*Objective*:
Pull out each line of the data that includes the word "focal".

*Extracted material*:
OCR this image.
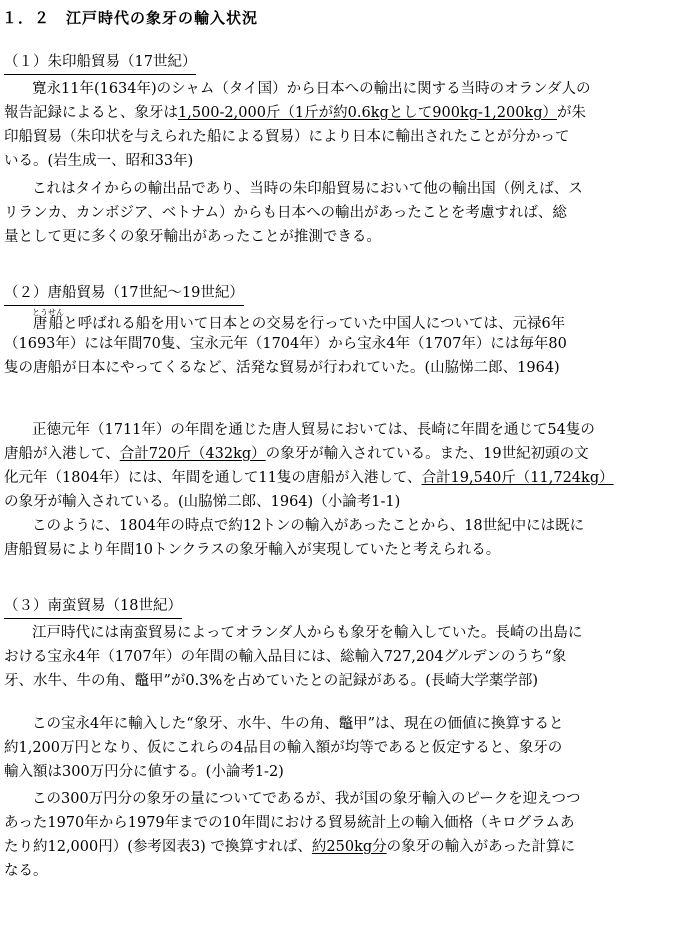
１．２　江戸時代の象牙の輸入状況
（１）朱印船貿易（17世紀）
寛永11年(1634年)のシャム（タイ国）から日本への輸出に関する当時のオランダ人の
報告記録によると、象牙は1,500-2,000斤（1斤が約0.6kgとして900kg-1,200kg）が朱
印船貿易（朱印状を与えられた船による貿易）により日本に輸出されたことが分かって
いる。(岩生成一、昭和33年)
これはタイからの輸出品であり、当時の朱印船貿易において他の輸出国（例えば、ス
リランカ、カンボジア、ベトナム）からも日本への輸出があったことを考慮すれば、総
量として更に多くの象牙輸出があったことが推測できる。
（２）唐船貿易（17世紀～19世紀）
唐船とうせんと呼ばれる船を用いて日本との交易を行っていた中国人については、元禄6年
（1693年）には年間70隻、宝永元年（1704年）から宝永4年（1707年）には毎年80
隻の唐船が日本にやってくるなど、活発な貿易が行われていた。(山脇悌二郎、1964)
正徳元年（1711年）の年間を通じた唐人貿易においては、長崎に年間を通じて54隻の
唐船が入港して、合計720斤（432kg）の象牙が輸入されている。また、19世紀初頭の文
化元年（1804年）には、年間を通して11隻の唐船が入港して、合計19,540斤（11,724kg）
の象牙が輸入されている。(山脇悌二郎、1964)（小論考1-1)
このように、1804年の時点で約12トンの輸入があったことから、18世紀中には既に
唐船貿易により年間10トンクラスの象牙輸入が実現していたと考えられる。
（３）南蛮貿易（18世紀）
江戸時代には南蛮貿易によってオランダ人からも象牙を輸入していた。長崎の出島に
おける宝永4年（1707年）の年間の輸入品目には、総輸入727,204グルデンのうち“象
牙、水牛、牛の角、鼈甲”が0.3%を占めていたとの記録がある。(長崎大学薬学部)
この宝永4年に輸入した“象牙、水牛、牛の角、鼈甲”は、現在の価値に換算すると
約1,200万円となり、仮にこれらの4品目の輸入額が均等であると仮定すると、象牙の
輸入額は300万円分に値する。(小論考1-2)
この300万円分の象牙の量についてであるが、我が国の象牙輸入のピークを迎えつつ
あった1970年から1979年までの10年間における貿易統計上の輸入価格（キログラムあ
たり約12,000円）(参考図表3) で換算すれば、約250kg分の象牙の輸入があった計算に
なる。
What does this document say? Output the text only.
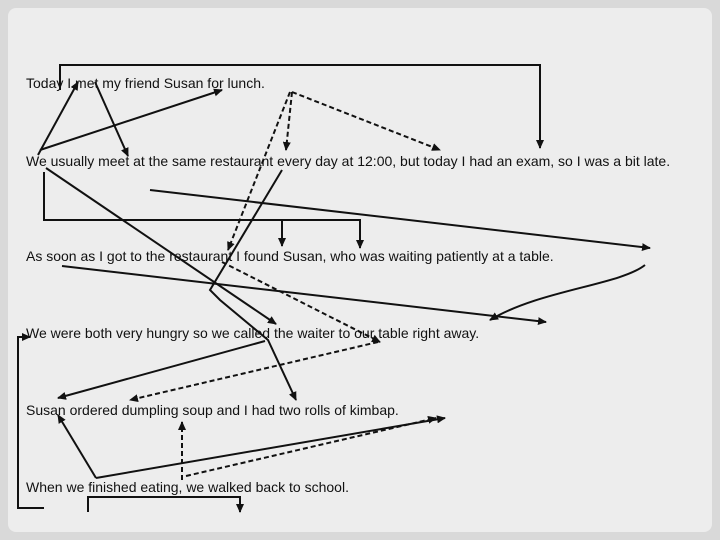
Today I met my friend Susan for lunch.
We usually meet at the same restaurant every day at 12:00, but today I had an exam, so I was a bit late.
As soon as I got to the restaurant I found Susan, who was waiting patiently at a table.
We were both very hungry so we called the waiter to our table right away.
Susan ordered dumpling soup and I had two rolls of kimbap.
When we finished eating, we walked back to school.
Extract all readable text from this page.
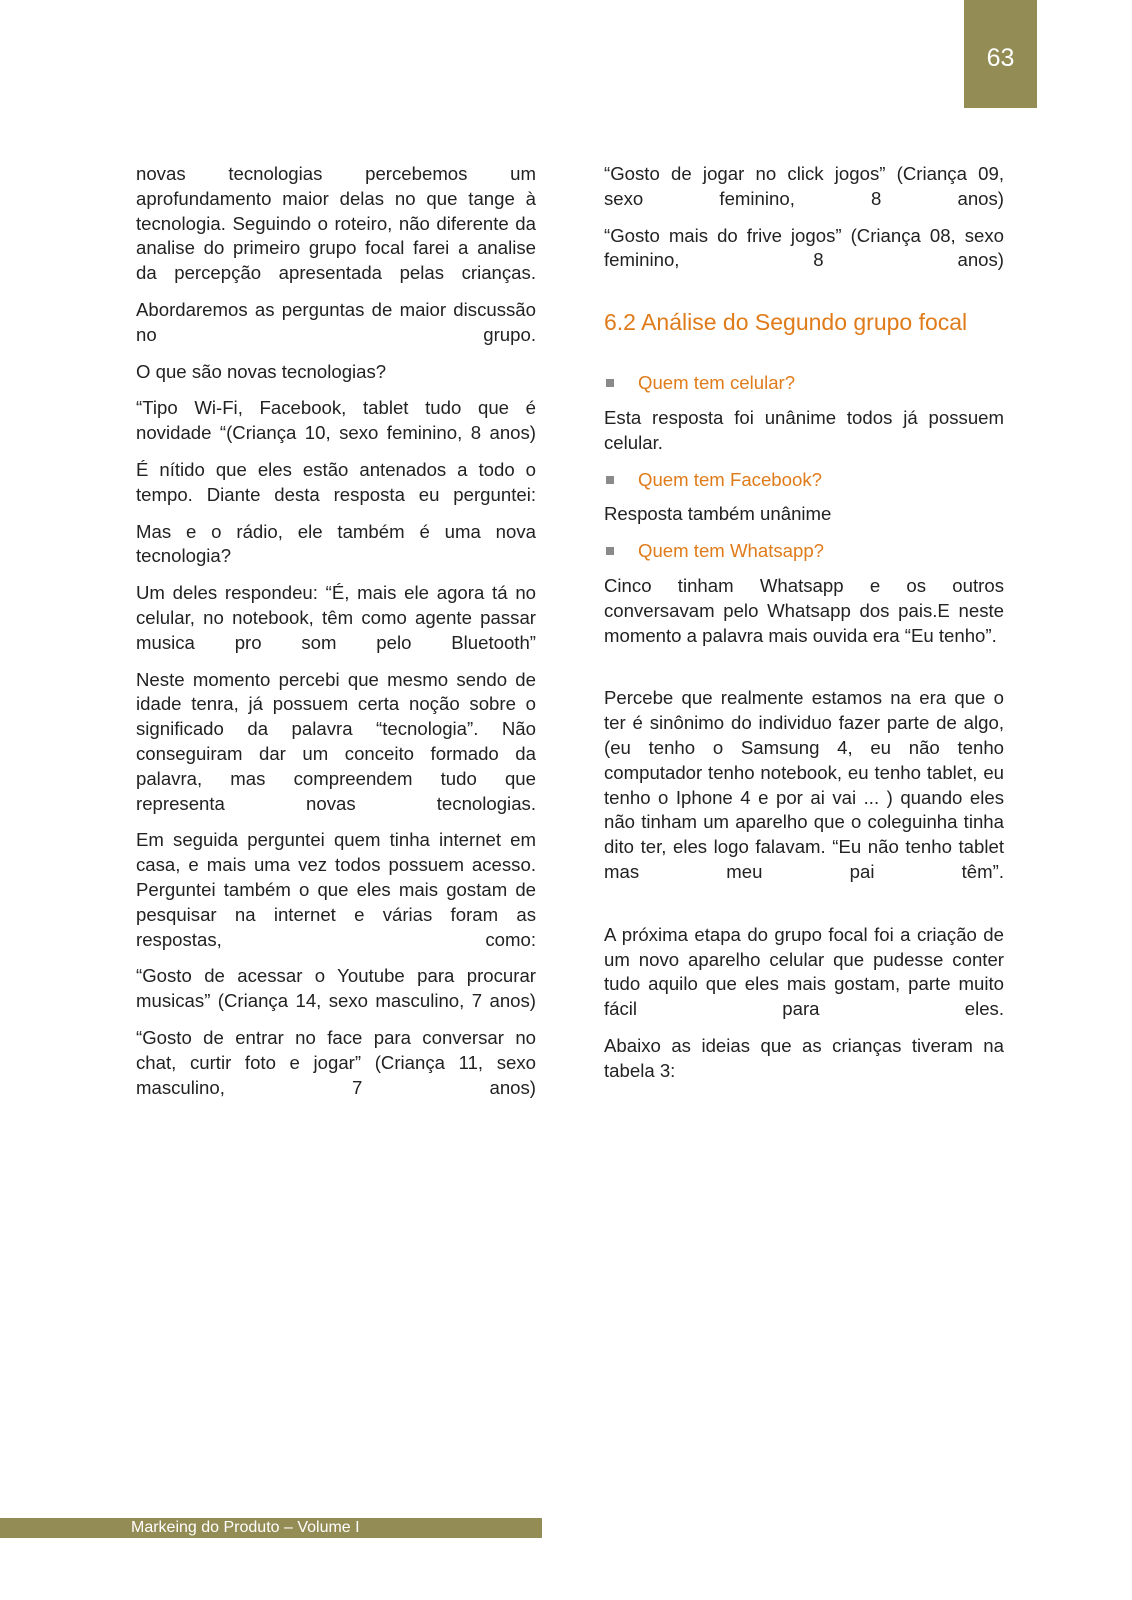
63

novas tecnologias percebemos um aprofundamento maior delas no que tange à tecnologia. Seguindo o roteiro, não diferente da analise do primeiro grupo focal farei a analise da percepção apresentada pelas crianças.

Abordaremos as perguntas de maior discussão no grupo.

O que são novas tecnologias?

“Tipo Wi-Fi, Facebook, tablet tudo que é novidade “(Criança 10, sexo feminino, 8 anos)

É nítido que eles estão antenados a todo o tempo. Diante desta resposta eu perguntei:

Mas e o rádio, ele também é uma nova tecnologia?

Um deles respondeu: “É, mais ele agora tá no celular, no notebook, têm como agente passar musica pro som pelo Bluetooth”

Neste momento percebi que mesmo sendo de idade tenra, já possuem certa noção sobre o significado da palavra “tecnologia”. Não conseguiram dar um conceito formado da palavra, mas compreendem tudo que representa novas tecnologias.

Em seguida perguntei quem tinha internet em casa, e mais uma vez todos possuem acesso. Perguntei também o que eles mais gostam de pesquisar na internet e várias foram as respostas, como:

“Gosto de acessar o Youtube para procurar musicas” (Criança 14, sexo masculino, 7 anos)

“Gosto de entrar no face para conversar no chat, curtir foto e jogar” (Criança 11, sexo masculino, 7 anos)

“Gosto de jogar no click jogos” (Criança 09, sexo feminino, 8 anos)

“Gosto mais do frive jogos” (Criança 08, sexo feminino, 8 anos)

6.2 Análise do Segundo grupo focal
Quem tem celular?

Esta resposta foi unânime todos já possuem celular.

Quem tem Facebook?

Resposta também unânime

Quem tem Whatsapp?

Cinco tinham Whatsapp e os outros conversavam pelo Whatsapp dos pais.E neste momento a palavra mais ouvida era “Eu tenho”.

Percebe que realmente estamos na era que o ter é sinônimo do individuo fazer parte de algo, (eu tenho o Samsung 4, eu não tenho computador tenho notebook, eu tenho tablet, eu tenho o Iphone 4 e por ai vai ... ) quando eles não tinham um aparelho que o coleguinha tinha dito ter, eles logo falavam. “Eu não tenho tablet mas meu pai têm”.

A próxima etapa do grupo focal foi a criação de um novo aparelho celular que pudesse conter tudo aquilo que eles mais gostam, parte muito fácil para eles.

Abaixo as ideias que as crianças tiveram na tabela 3:

Markeing do Produto – Volume I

*Response for this exercise*:
novas tecnologias percebemos um aprofundamento maior delas no que tange à tecnologia. Seguindo o roteiro, não diferente da analise do primeiro grupo focal farei a analise da percepção apresentada pelas crianças.
6.2 Análise do Segundo grupo focal
A próxima etapa do grupo focal foi a criação de um novo aparelho celular que pudesse conter tudo aquilo que eles mais gostam, parte muito fácil para eles.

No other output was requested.